• [Stored rows]:
>>>>

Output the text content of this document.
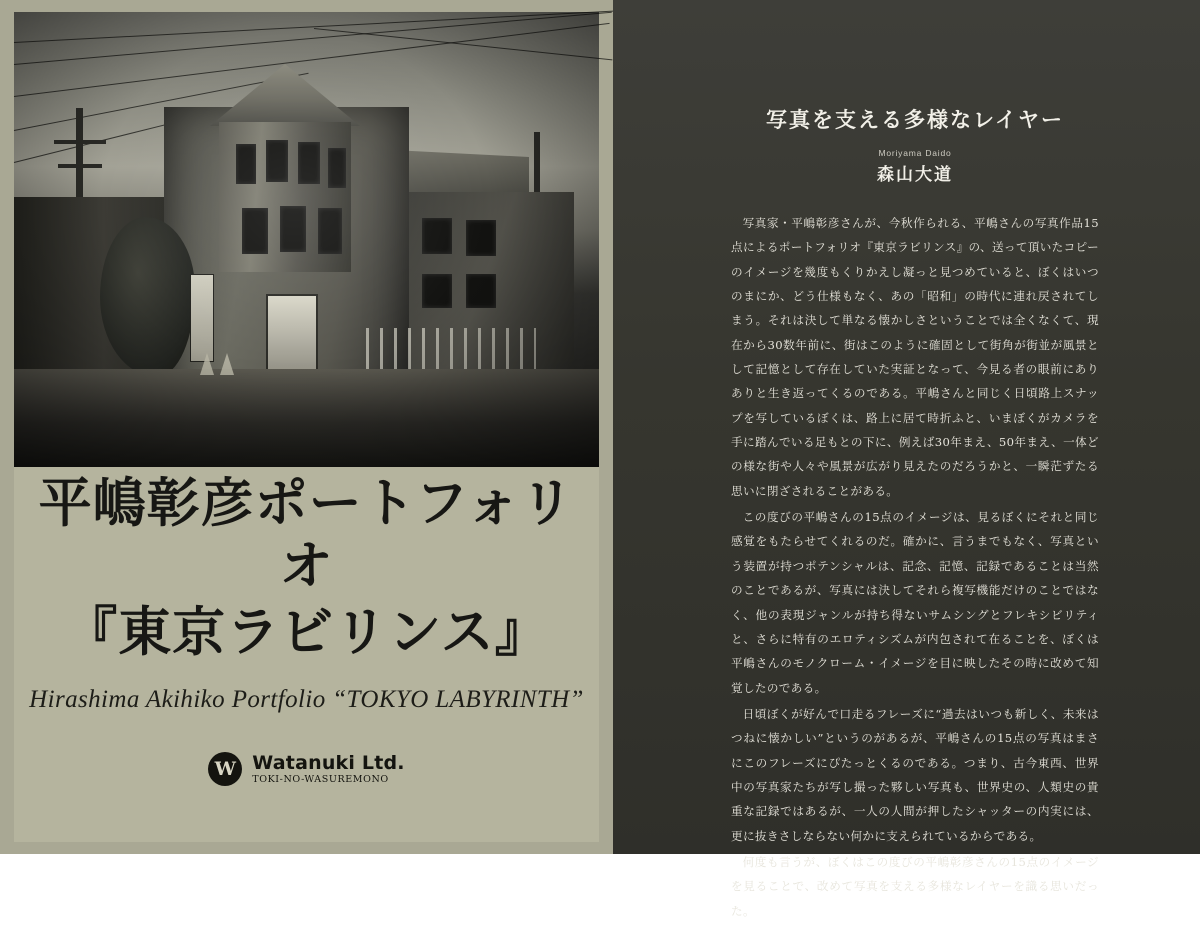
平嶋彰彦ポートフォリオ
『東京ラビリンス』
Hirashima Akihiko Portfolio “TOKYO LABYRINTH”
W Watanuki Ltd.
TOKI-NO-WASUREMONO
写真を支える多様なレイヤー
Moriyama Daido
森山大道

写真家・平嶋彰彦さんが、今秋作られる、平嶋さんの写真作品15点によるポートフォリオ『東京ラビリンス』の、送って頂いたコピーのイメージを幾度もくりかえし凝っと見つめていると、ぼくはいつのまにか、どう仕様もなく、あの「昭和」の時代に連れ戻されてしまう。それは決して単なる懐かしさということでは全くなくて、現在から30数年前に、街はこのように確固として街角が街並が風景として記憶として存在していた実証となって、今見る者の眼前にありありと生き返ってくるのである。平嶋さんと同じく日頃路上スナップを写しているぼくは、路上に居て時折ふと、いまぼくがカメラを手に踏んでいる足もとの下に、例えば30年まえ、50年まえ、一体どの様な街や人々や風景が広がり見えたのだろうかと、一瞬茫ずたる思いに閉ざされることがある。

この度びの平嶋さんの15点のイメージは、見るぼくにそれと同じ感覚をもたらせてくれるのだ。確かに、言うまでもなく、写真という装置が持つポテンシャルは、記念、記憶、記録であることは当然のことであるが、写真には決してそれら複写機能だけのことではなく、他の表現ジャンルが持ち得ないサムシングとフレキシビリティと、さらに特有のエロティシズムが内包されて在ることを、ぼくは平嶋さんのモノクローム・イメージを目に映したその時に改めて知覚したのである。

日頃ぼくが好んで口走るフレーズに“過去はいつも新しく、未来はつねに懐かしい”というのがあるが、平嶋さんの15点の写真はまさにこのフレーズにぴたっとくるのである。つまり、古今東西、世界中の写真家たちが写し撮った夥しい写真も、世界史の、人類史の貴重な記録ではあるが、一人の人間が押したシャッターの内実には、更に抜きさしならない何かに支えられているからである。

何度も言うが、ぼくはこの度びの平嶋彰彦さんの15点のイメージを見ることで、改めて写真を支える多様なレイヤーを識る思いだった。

<<<<
>>>>

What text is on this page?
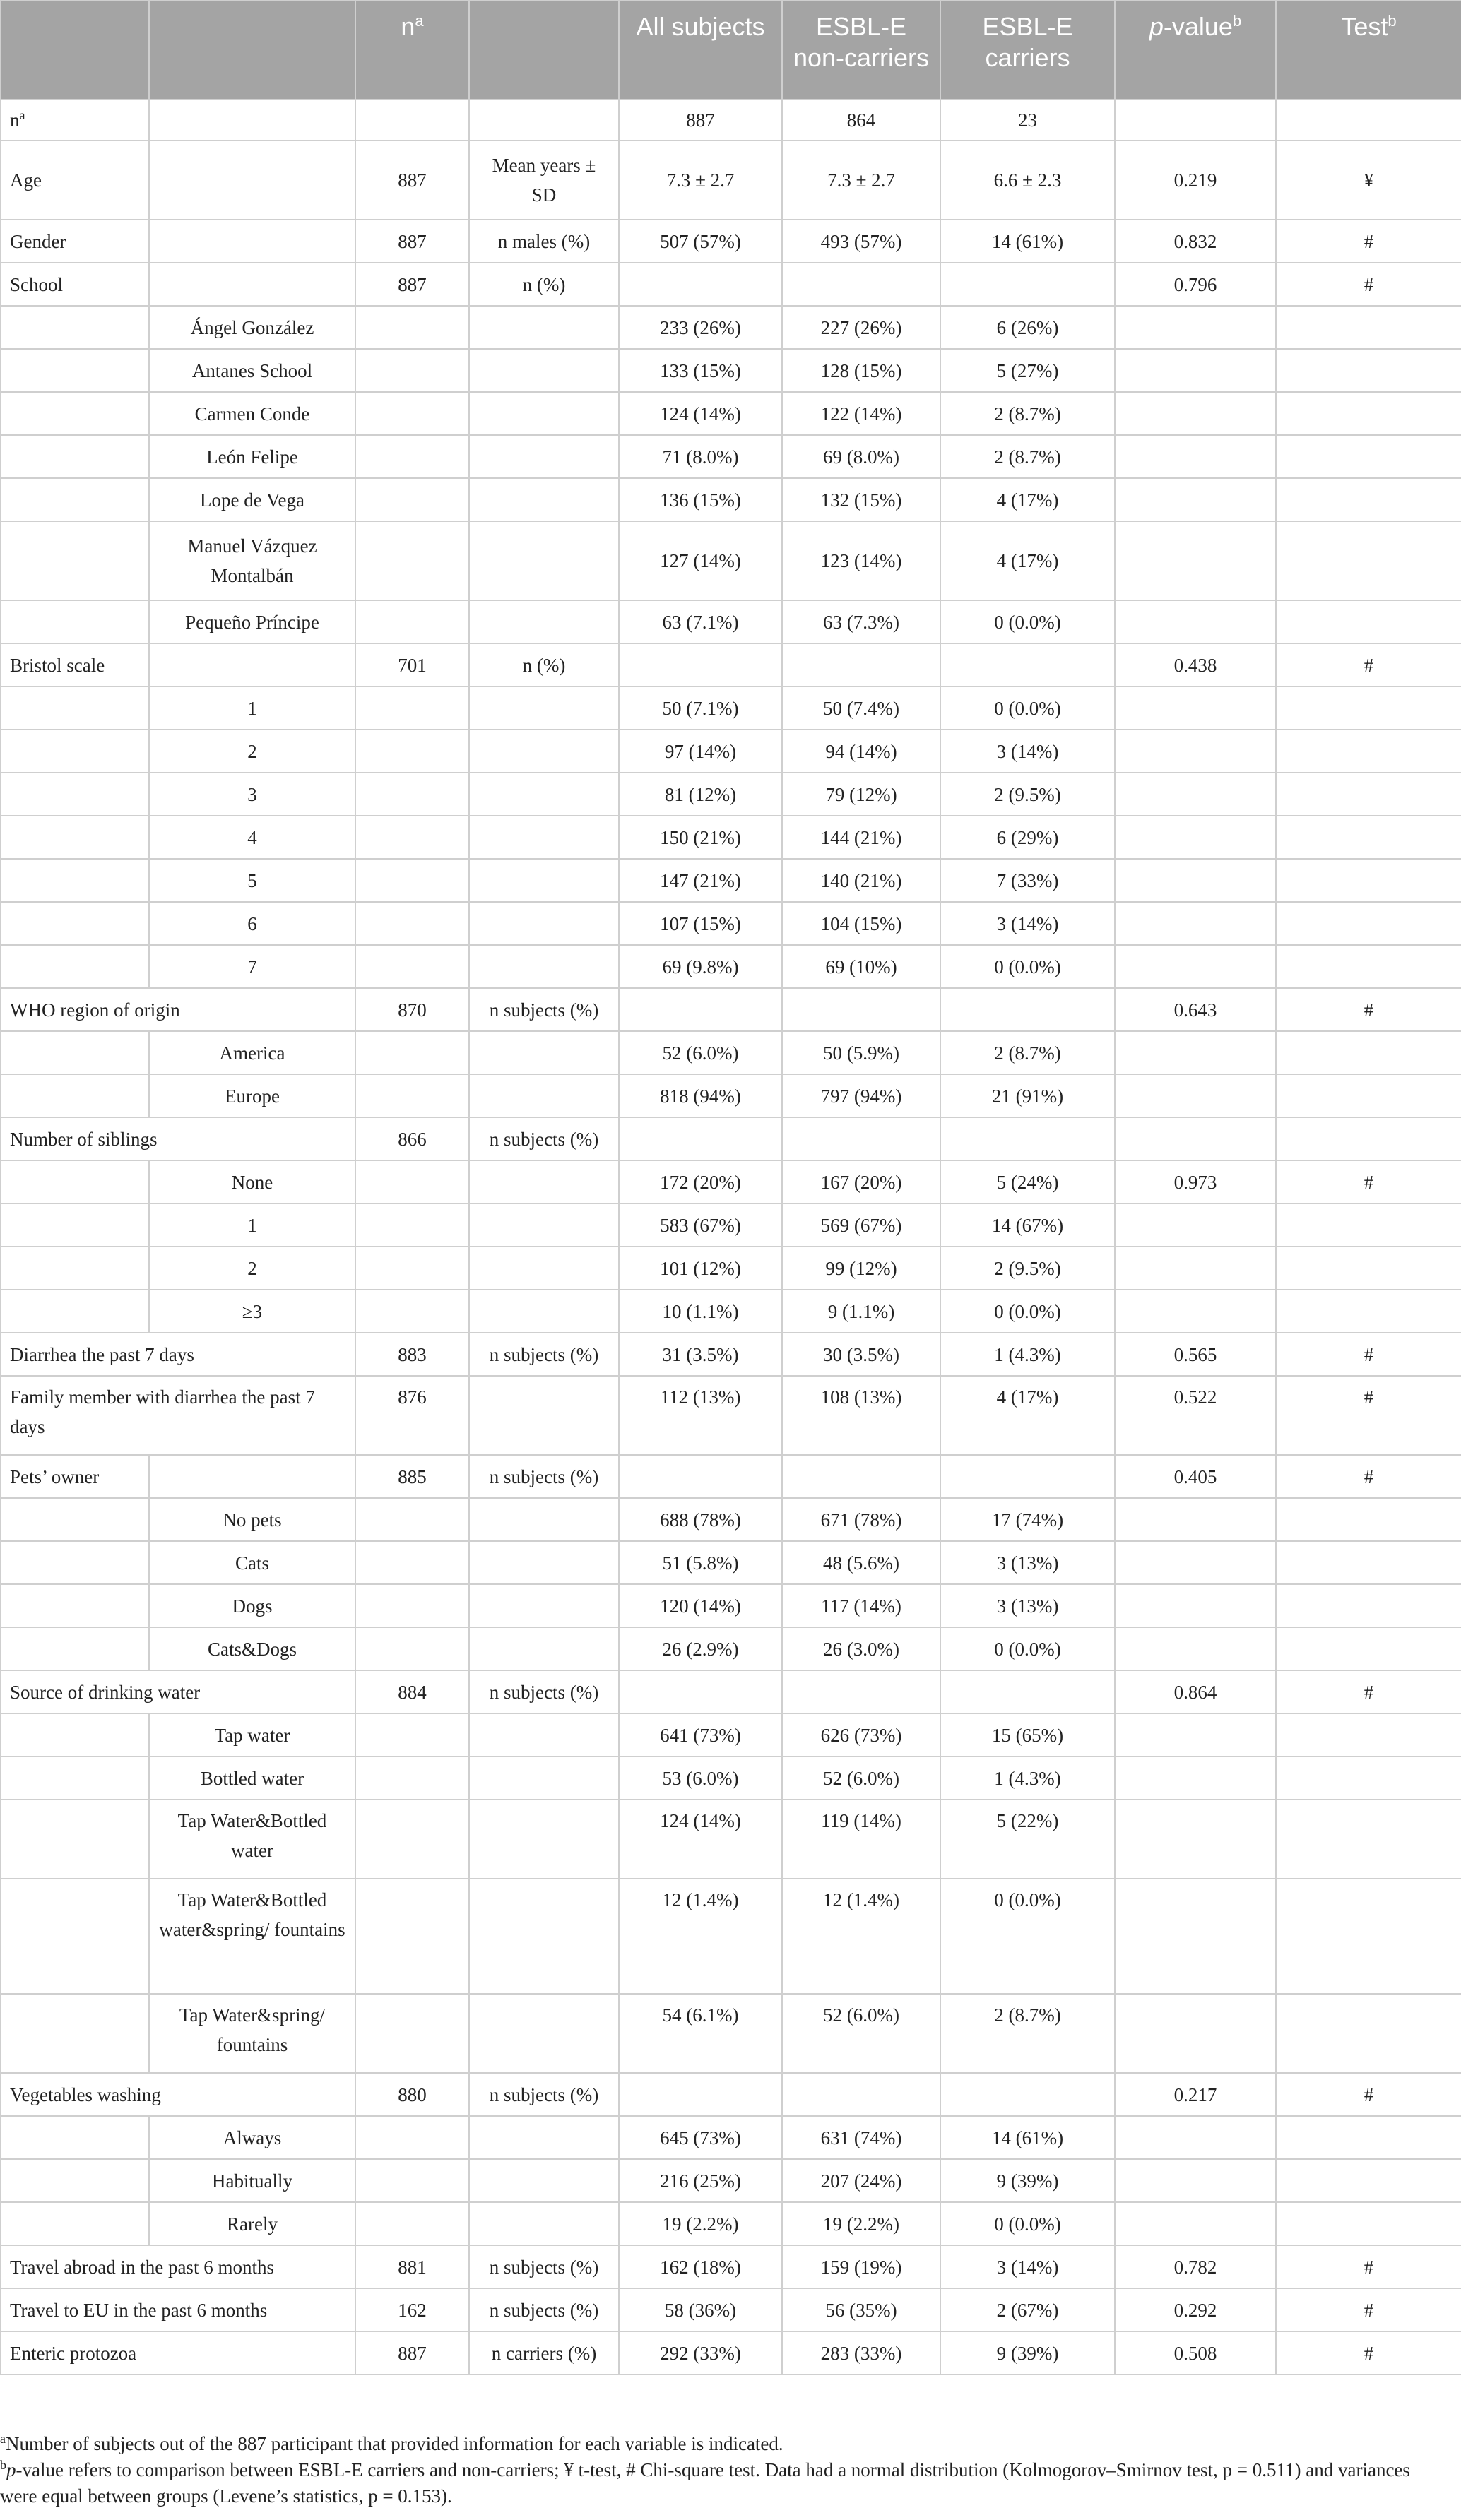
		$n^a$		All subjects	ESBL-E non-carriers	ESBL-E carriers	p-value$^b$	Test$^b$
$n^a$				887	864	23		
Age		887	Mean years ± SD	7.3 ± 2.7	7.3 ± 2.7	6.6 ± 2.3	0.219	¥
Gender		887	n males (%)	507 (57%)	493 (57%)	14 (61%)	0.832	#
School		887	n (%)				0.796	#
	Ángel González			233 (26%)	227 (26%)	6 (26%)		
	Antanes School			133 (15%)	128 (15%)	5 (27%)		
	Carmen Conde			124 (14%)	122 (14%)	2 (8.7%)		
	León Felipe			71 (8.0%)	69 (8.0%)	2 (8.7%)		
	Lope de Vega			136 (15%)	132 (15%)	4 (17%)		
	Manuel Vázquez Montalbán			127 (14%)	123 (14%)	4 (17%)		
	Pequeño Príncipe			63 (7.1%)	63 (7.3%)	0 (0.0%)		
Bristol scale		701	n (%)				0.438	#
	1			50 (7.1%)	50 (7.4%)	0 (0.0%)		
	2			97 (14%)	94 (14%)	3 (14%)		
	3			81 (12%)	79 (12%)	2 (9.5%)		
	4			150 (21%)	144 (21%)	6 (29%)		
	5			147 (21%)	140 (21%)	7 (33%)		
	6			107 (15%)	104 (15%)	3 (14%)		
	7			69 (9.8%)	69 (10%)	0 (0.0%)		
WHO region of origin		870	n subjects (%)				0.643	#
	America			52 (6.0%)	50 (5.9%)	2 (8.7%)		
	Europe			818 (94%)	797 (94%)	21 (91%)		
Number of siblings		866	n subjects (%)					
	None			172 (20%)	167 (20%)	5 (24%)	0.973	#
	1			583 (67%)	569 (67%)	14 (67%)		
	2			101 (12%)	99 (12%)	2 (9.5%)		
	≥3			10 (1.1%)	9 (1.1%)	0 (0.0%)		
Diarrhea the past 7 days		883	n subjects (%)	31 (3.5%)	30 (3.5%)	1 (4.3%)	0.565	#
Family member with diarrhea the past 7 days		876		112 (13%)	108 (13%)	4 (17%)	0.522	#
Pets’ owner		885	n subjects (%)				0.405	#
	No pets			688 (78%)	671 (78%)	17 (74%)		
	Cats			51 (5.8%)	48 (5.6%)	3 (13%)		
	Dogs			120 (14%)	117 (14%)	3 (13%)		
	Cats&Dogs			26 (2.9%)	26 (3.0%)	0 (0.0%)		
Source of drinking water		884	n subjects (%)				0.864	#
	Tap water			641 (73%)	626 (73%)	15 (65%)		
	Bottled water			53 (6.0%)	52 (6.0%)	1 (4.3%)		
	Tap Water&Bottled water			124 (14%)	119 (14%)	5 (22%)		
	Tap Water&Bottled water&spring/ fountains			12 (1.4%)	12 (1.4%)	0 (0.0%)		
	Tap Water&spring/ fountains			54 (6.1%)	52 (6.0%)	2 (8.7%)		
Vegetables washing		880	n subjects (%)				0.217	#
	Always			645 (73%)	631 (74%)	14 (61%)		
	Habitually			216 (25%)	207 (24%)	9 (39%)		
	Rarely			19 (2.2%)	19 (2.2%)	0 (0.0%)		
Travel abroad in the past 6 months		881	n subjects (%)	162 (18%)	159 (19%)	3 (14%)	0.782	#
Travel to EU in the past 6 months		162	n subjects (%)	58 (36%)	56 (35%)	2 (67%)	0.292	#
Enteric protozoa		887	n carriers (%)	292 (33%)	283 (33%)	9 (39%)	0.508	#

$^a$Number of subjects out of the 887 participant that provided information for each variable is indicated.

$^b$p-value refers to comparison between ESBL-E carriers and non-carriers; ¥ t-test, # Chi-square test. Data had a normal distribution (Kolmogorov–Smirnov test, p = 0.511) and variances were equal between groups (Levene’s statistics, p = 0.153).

<<<<

• [Instruction]: Gather each line in the entries above where the string "this" is found.

• [Answer]:
Output the text content of this document.
What text is on this page?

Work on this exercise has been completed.